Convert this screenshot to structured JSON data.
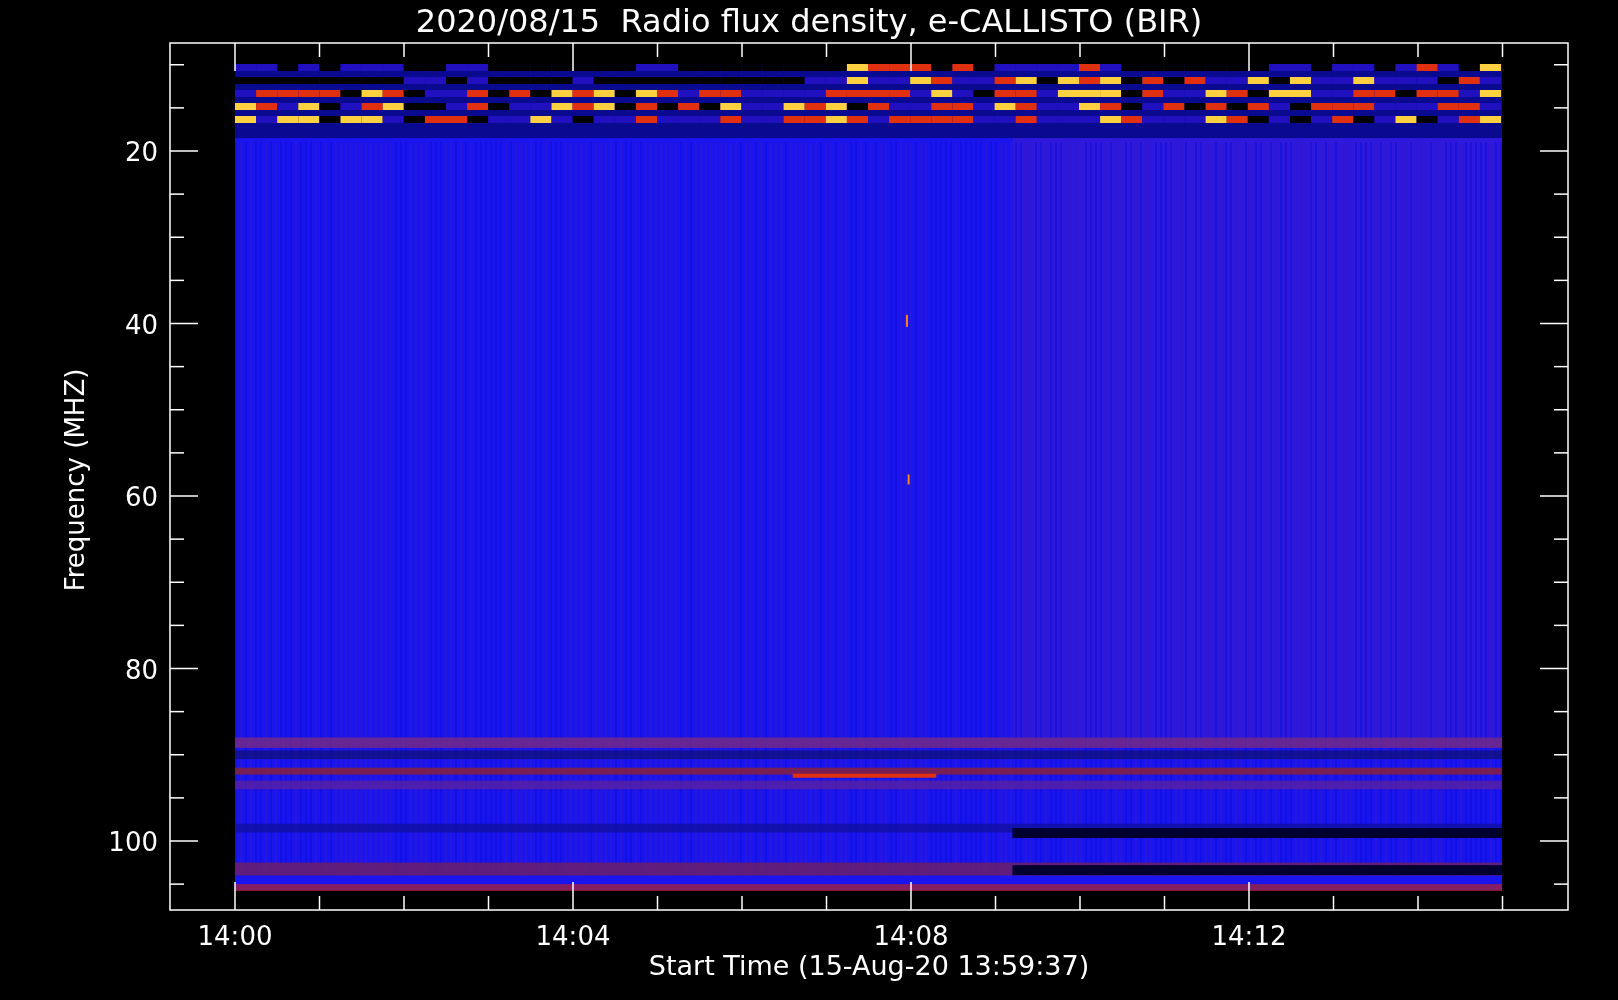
{
  "title": "2020/08/15  Radio flux density, e-CALLISTO (BIR)",
  "y_axis": {
    "label": "Frequency (MHZ)",
    "ticks": [
      "20",
      "40",
      "60",
      "80",
      "100"
    ]
  },
  "x_axis": {
    "label": "Start Time (15-Aug-20 13:59:37)",
    "ticks": [
      "14:00",
      "14:04",
      "14:08",
      "14:12"
    ]
  }
}
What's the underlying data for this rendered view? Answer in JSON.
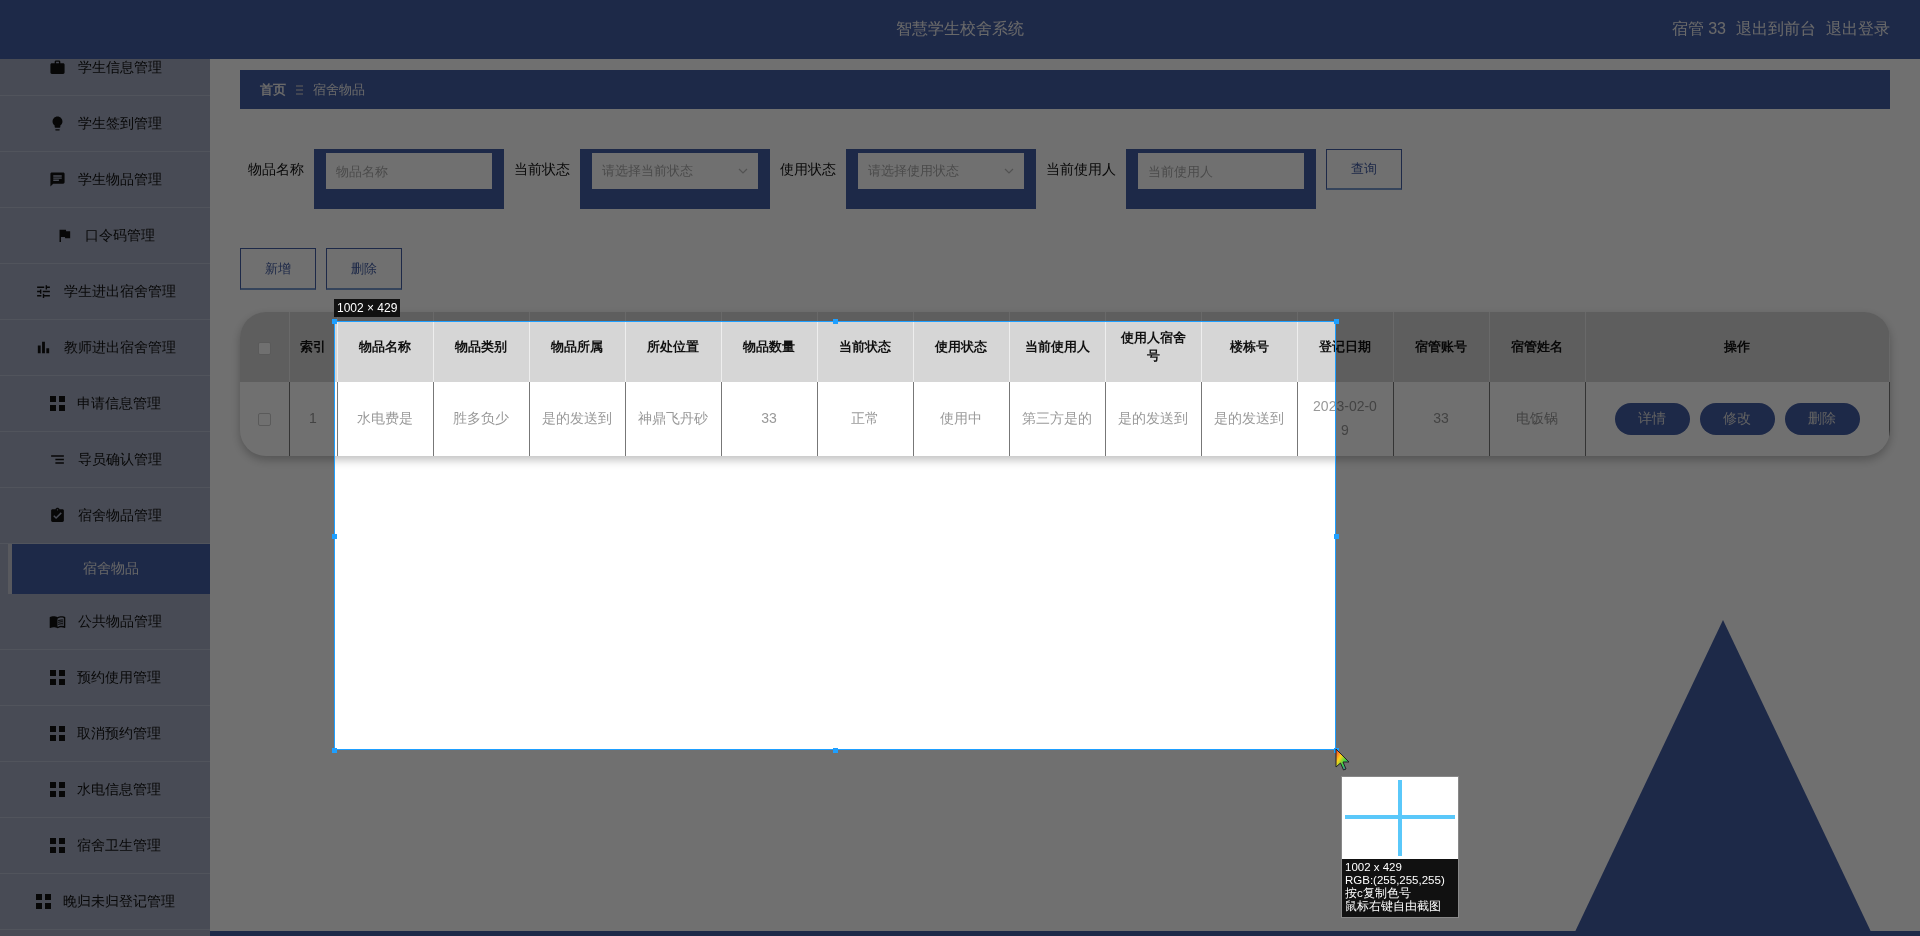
{
  "header": {
    "title": "智慧学生校舍系统",
    "user": "宿管 33",
    "links": [
      "退出到前台",
      "退出登录"
    ]
  },
  "sidebar": {
    "items": [
      {
        "label": "学生信息管理",
        "selected": false
      },
      {
        "label": "学生签到管理",
        "selected": false
      },
      {
        "label": "学生物品管理",
        "selected": false
      },
      {
        "label": "口令码管理",
        "selected": false
      },
      {
        "label": "学生进出宿舍管理",
        "selected": false
      },
      {
        "label": "教师进出宿舍管理",
        "selected": false
      },
      {
        "label": "申请信息管理",
        "selected": false
      },
      {
        "label": "导员确认管理",
        "selected": false
      },
      {
        "label": "宿舍物品管理",
        "selected": false,
        "expanded": true,
        "children": [
          {
            "label": "宿舍物品",
            "selected": true
          }
        ]
      },
      {
        "label": "公共物品管理",
        "selected": false
      },
      {
        "label": "预约使用管理",
        "selected": false
      },
      {
        "label": "取消预约管理",
        "selected": false
      },
      {
        "label": "水电信息管理",
        "selected": false
      },
      {
        "label": "宿舍卫生管理",
        "selected": false
      },
      {
        "label": "晚归未归登记管理",
        "selected": false
      }
    ]
  },
  "breadcrumb": [
    "首页",
    "宿舍物品"
  ],
  "filters": [
    {
      "label": "物品名称",
      "kind": "input",
      "placeholder": "物品名称"
    },
    {
      "label": "当前状态",
      "kind": "select",
      "placeholder": "请选择当前状态"
    },
    {
      "label": "使用状态",
      "kind": "select",
      "placeholder": "请选择使用状态"
    },
    {
      "label": "当前使用人",
      "kind": "input",
      "placeholder": "当前使用人"
    }
  ],
  "query_button": "查询",
  "actions": [
    "新增",
    "删除"
  ],
  "table": {
    "all_checked": false,
    "columns": [
      "索引",
      "物品名称",
      "物品类别",
      "物品所属",
      "所处位置",
      "物品数量",
      "当前状态",
      "使用状态",
      "当前使用人",
      "使用人宿舍号",
      "楼栋号",
      "登记日期",
      "宿管账号",
      "宿管姓名",
      "操作"
    ],
    "rows": [
      {
        "checked": false,
        "cells": [
          "1",
          "水电费是",
          "胜多负少",
          "是的发送到",
          "神鼎飞丹砂",
          "33",
          "正常",
          "使用中",
          "第三方是的",
          "是的发送到",
          "是的发送到",
          "2023-02-09",
          "33",
          "电饭锅"
        ],
        "actions": [
          "详情",
          "修改",
          "删除"
        ]
      }
    ]
  },
  "capture": {
    "size": "1002 × 429",
    "info": [
      "1002 x 429",
      "RGB:(255,255,255)",
      "按c复制色号",
      "鼠标右键自由截图"
    ]
  }
}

=======

■ GIVEN PROBLEM ■
Repeat every record above exactly, but leave out any pictures.

■ FINISHED TASK ■
Convert this screenshot to structured JSON data.
{
  "title": "2020/08/15  Radio flux density, e-CALLISTO (BIR)",
  "y_axis": {
    "label": "Frequency (MHZ)",
    "ticks": [
      "20",
      "40",
      "60",
      "80",
      "100"
    ]
  },
  "x_axis": {
    "label": "Start Time (15-Aug-20 13:59:37)",
    "ticks": [
      "14:00",
      "14:04",
      "14:08",
      "14:12"
    ]
  }
}
What's the underlying data for this rendered view? Answer in JSON.
{
  "header": {
    "title": "智慧学生校舍系统",
    "user": "宿管 33",
    "links": [
      "退出到前台",
      "退出登录"
    ]
  },
  "sidebar": {
    "items": [
      {
        "label": "学生信息管理",
        "selected": false
      },
      {
        "label": "学生签到管理",
        "selected": false
      },
      {
        "label": "学生物品管理",
        "selected": false
      },
      {
        "label": "口令码管理",
        "selected": false
      },
      {
        "label": "学生进出宿舍管理",
        "selected": false
      },
      {
        "label": "教师进出宿舍管理",
        "selected": false
      },
      {
        "label": "申请信息管理",
        "selected": false
      },
      {
        "label": "导员确认管理",
        "selected": false
      },
      {
        "label": "宿舍物品管理",
        "selected": false,
        "expanded": true,
        "children": [
          {
            "label": "宿舍物品",
            "selected": true
          }
        ]
      },
      {
        "label": "公共物品管理",
        "selected": false
      },
      {
        "label": "预约使用管理",
        "selected": false
      },
      {
        "label": "取消预约管理",
        "selected": false
      },
      {
        "label": "水电信息管理",
        "selected": false
      },
      {
        "label": "宿舍卫生管理",
        "selected": false
      },
      {
        "label": "晚归未归登记管理",
        "selected": false
      }
    ]
  },
  "breadcrumb": [
    "首页",
    "宿舍物品"
  ],
  "filters": [
    {
      "label": "物品名称",
      "kind": "input",
      "placeholder": "物品名称"
    },
    {
      "label": "当前状态",
      "kind": "select",
      "placeholder": "请选择当前状态"
    },
    {
      "label": "使用状态",
      "kind": "select",
      "placeholder": "请选择使用状态"
    },
    {
      "label": "当前使用人",
      "kind": "input",
      "placeholder": "当前使用人"
    }
  ],
  "query_button": "查询",
  "actions": [
    "新增",
    "删除"
  ],
  "table": {
    "all_checked": false,
    "columns": [
      "索引",
      "物品名称",
      "物品类别",
      "物品所属",
      "所处位置",
      "物品数量",
      "当前状态",
      "使用状态",
      "当前使用人",
      "使用人宿舍号",
      "楼栋号",
      "登记日期",
      "宿管账号",
      "宿管姓名",
      "操作"
    ],
    "rows": [
      {
        "checked": false,
        "cells": [
          "1",
          "水电费是",
          "胜多负少",
          "是的发送到",
          "神鼎飞丹砂",
          "33",
          "正常",
          "使用中",
          "第三方是的",
          "是的发送到",
          "是的发送到",
          "2023-02-09",
          "33",
          "电饭锅"
        ],
        "actions": [
          "详情",
          "修改",
          "删除"
        ]
      }
    ]
  },
  "capture": {
    "size": "1002 × 429",
    "info": [
      "1002 x 429",
      "RGB:(255,255,255)",
      "按c复制色号",
      "鼠标右键自由截图"
    ]
  }
}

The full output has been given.